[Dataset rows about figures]
+===+
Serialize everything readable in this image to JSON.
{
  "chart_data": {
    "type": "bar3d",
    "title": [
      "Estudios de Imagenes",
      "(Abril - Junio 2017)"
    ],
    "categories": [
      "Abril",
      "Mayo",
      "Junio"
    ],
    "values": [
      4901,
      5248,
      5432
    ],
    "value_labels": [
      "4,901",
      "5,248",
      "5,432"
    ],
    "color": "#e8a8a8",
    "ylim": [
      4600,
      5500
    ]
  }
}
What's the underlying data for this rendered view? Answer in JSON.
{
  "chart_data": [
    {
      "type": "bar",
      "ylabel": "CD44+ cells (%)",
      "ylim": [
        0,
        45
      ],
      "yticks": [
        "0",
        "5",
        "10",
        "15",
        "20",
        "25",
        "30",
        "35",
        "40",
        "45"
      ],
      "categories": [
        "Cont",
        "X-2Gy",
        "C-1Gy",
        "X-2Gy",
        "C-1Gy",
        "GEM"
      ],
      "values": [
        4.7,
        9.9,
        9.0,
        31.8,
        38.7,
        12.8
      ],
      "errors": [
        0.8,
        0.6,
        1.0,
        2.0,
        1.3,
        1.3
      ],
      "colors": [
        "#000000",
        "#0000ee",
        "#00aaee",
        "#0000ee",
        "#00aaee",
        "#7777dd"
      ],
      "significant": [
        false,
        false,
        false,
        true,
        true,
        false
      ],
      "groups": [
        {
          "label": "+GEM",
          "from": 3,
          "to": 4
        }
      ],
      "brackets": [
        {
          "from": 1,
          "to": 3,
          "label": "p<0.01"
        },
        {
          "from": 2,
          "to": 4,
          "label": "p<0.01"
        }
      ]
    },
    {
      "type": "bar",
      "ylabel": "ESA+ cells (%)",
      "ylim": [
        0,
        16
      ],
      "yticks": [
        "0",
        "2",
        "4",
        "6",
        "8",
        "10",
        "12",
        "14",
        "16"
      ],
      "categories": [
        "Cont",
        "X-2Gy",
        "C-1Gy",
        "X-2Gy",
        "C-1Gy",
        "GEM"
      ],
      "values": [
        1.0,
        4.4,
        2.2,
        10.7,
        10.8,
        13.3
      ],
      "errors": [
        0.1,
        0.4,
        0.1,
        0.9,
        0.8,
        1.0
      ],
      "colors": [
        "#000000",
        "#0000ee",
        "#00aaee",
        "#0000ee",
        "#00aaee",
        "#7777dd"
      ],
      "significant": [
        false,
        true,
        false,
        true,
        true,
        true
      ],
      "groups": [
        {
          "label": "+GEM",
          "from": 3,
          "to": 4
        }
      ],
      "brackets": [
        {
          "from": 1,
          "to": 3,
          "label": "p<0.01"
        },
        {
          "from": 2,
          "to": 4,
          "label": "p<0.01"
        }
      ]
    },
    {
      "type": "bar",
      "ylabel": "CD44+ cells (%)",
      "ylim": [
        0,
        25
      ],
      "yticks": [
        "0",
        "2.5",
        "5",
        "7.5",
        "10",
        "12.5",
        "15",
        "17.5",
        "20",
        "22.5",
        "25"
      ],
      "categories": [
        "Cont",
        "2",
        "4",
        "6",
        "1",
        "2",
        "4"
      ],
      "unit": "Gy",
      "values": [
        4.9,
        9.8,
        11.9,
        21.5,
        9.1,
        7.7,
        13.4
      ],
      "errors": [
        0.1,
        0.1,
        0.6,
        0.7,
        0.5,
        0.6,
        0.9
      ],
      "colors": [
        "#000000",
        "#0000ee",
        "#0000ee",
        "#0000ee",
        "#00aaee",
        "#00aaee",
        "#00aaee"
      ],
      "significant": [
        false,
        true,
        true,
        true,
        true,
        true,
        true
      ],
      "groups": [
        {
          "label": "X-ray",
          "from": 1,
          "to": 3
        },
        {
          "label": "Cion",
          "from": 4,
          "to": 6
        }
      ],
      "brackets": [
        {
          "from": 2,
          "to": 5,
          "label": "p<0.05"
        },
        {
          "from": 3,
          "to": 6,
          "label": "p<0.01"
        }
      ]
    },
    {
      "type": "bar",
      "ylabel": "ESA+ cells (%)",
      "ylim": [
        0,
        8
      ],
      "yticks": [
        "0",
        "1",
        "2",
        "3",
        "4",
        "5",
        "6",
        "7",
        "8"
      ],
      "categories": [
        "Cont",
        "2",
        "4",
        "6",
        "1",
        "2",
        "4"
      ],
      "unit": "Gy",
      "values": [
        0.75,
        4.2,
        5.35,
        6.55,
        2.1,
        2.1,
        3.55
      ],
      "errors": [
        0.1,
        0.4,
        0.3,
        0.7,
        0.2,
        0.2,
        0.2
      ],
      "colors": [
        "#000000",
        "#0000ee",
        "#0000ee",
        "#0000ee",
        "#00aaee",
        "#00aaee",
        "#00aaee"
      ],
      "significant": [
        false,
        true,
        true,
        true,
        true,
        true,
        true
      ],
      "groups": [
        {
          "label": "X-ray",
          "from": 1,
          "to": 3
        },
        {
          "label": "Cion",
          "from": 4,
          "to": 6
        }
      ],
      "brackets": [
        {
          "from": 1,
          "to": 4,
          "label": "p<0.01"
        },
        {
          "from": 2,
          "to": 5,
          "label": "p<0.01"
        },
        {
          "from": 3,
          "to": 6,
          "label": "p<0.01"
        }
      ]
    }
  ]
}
+===+
### GOAL OF THE EXERCISE
Copy every record above out again, word for word.

### SOLUTION
Serialize everything readable in this image to JSON.
{
  "chart_data": {
    "type": "bar3d",
    "title": [
      "Estudios de Imagenes",
      "(Abril - Junio 2017)"
    ],
    "categories": [
      "Abril",
      "Mayo",
      "Junio"
    ],
    "values": [
      4901,
      5248,
      5432
    ],
    "value_labels": [
      "4,901",
      "5,248",
      "5,432"
    ],
    "color": "#e8a8a8",
    "ylim": [
      4600,
      5500
    ]
  }
}
What's the underlying data for this rendered view? Answer in JSON.
{
  "chart_data": [
    {
      "type": "bar",
      "ylabel": "CD44+ cells (%)",
      "ylim": [
        0,
        45
      ],
      "yticks": [
        "0",
        "5",
        "10",
        "15",
        "20",
        "25",
        "30",
        "35",
        "40",
        "45"
      ],
      "categories": [
        "Cont",
        "X-2Gy",
        "C-1Gy",
        "X-2Gy",
        "C-1Gy",
        "GEM"
      ],
      "values": [
        4.7,
        9.9,
        9.0,
        31.8,
        38.7,
        12.8
      ],
      "errors": [
        0.8,
        0.6,
        1.0,
        2.0,
        1.3,
        1.3
      ],
      "colors": [
        "#000000",
        "#0000ee",
        "#00aaee",
        "#0000ee",
        "#00aaee",
        "#7777dd"
      ],
      "significant": [
        false,
        false,
        false,
        true,
        true,
        false
      ],
      "groups": [
        {
          "label": "+GEM",
          "from": 3,
          "to": 4
        }
      ],
      "brackets": [
        {
          "from": 1,
          "to": 3,
          "label": "p<0.01"
        },
        {
          "from": 2,
          "to": 4,
          "label": "p<0.01"
        }
      ]
    },
    {
      "type": "bar",
      "ylabel": "ESA+ cells (%)",
      "ylim": [
        0,
        16
      ],
      "yticks": [
        "0",
        "2",
        "4",
        "6",
        "8",
        "10",
        "12",
        "14",
        "16"
      ],
      "categories": [
        "Cont",
        "X-2Gy",
        "C-1Gy",
        "X-2Gy",
        "C-1Gy",
        "GEM"
      ],
      "values": [
        1.0,
        4.4,
        2.2,
        10.7,
        10.8,
        13.3
      ],
      "errors": [
        0.1,
        0.4,
        0.1,
        0.9,
        0.8,
        1.0
      ],
      "colors": [
        "#000000",
        "#0000ee",
        "#00aaee",
        "#0000ee",
        "#00aaee",
        "#7777dd"
      ],
      "significant": [
        false,
        true,
        false,
        true,
        true,
        true
      ],
      "groups": [
        {
          "label": "+GEM",
          "from": 3,
          "to": 4
        }
      ],
      "brackets": [
        {
          "from": 1,
          "to": 3,
          "label": "p<0.01"
        },
        {
          "from": 2,
          "to": 4,
          "label": "p<0.01"
        }
      ]
    },
    {
      "type": "bar",
      "ylabel": "CD44+ cells (%)",
      "ylim": [
        0,
        25
      ],
      "yticks": [
        "0",
        "2.5",
        "5",
        "7.5",
        "10",
        "12.5",
        "15",
        "17.5",
        "20",
        "22.5",
        "25"
      ],
      "categories": [
        "Cont",
        "2",
        "4",
        "6",
        "1",
        "2",
        "4"
      ],
      "unit": "Gy",
      "values": [
        4.9,
        9.8,
        11.9,
        21.5,
        9.1,
        7.7,
        13.4
      ],
      "errors": [
        0.1,
        0.1,
        0.6,
        0.7,
        0.5,
        0.6,
        0.9
      ],
      "colors": [
        "#000000",
        "#0000ee",
        "#0000ee",
        "#0000ee",
        "#00aaee",
        "#00aaee",
        "#00aaee"
      ],
      "significant": [
        false,
        true,
        true,
        true,
        true,
        true,
        true
      ],
      "groups": [
        {
          "label": "X-ray",
          "from": 1,
          "to": 3
        },
        {
          "label": "Cion",
          "from": 4,
          "to": 6
        }
      ],
      "brackets": [
        {
          "from": 2,
          "to": 5,
          "label": "p<0.05"
        },
        {
          "from": 3,
          "to": 6,
          "label": "p<0.01"
        }
      ]
    },
    {
      "type": "bar",
      "ylabel": "ESA+ cells (%)",
      "ylim": [
        0,
        8
      ],
      "yticks": [
        "0",
        "1",
        "2",
        "3",
        "4",
        "5",
        "6",
        "7",
        "8"
      ],
      "categories": [
        "Cont",
        "2",
        "4",
        "6",
        "1",
        "2",
        "4"
      ],
      "unit": "Gy",
      "values": [
        0.75,
        4.2,
        5.35,
        6.55,
        2.1,
        2.1,
        3.55
      ],
      "errors": [
        0.1,
        0.4,
        0.3,
        0.7,
        0.2,
        0.2,
        0.2
      ],
      "colors": [
        "#000000",
        "#0000ee",
        "#0000ee",
        "#0000ee",
        "#00aaee",
        "#00aaee",
        "#00aaee"
      ],
      "significant": [
        false,
        true,
        true,
        true,
        true,
        true,
        true
      ],
      "groups": [
        {
          "label": "X-ray",
          "from": 1,
          "to": 3
        },
        {
          "label": "Cion",
          "from": 4,
          "to": 6
        }
      ],
      "brackets": [
        {
          "from": 1,
          "to": 4,
          "label": "p<0.01"
        },
        {
          "from": 2,
          "to": 5,
          "label": "p<0.01"
        },
        {
          "from": 3,
          "to": 6,
          "label": "p<0.01"
        }
      ]
    }
  ]
}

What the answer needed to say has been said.